To be done:
Reproduce the listing that follows with no differences at all.

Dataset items
╔══
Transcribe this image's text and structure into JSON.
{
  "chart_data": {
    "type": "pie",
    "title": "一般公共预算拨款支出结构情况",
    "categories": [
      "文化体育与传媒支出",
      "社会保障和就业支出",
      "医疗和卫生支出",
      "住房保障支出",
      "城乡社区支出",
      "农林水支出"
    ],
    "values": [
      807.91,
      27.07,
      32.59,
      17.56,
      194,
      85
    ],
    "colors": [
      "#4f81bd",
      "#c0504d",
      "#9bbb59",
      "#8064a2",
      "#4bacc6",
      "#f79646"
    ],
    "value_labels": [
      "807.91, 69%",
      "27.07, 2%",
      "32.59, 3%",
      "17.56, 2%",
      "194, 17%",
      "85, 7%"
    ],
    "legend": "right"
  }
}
╚══
Output of the exercise:
Transcribe this image's text and structure into JSON.
{
  "chart_data": {
    "type": "pie",
    "title": "一般公共预算拨款支出结构情况",
    "categories": [
      "文化体育与传媒支出",
      "社会保障和就业支出",
      "医疗和卫生支出",
      "住房保障支出",
      "城乡社区支出",
      "农林水支出"
    ],
    "values": [
      807.91,
      27.07,
      32.59,
      17.56,
      194,
      85
    ],
    "colors": [
      "#4f81bd",
      "#c0504d",
      "#9bbb59",
      "#8064a2",
      "#4bacc6",
      "#f79646"
    ],
    "value_labels": [
      "807.91, 69%",
      "27.07, 2%",
      "32.59, 3%",
      "17.56, 2%",
      "194, 17%",
      "85, 7%"
    ],
    "legend": "right"
  }
}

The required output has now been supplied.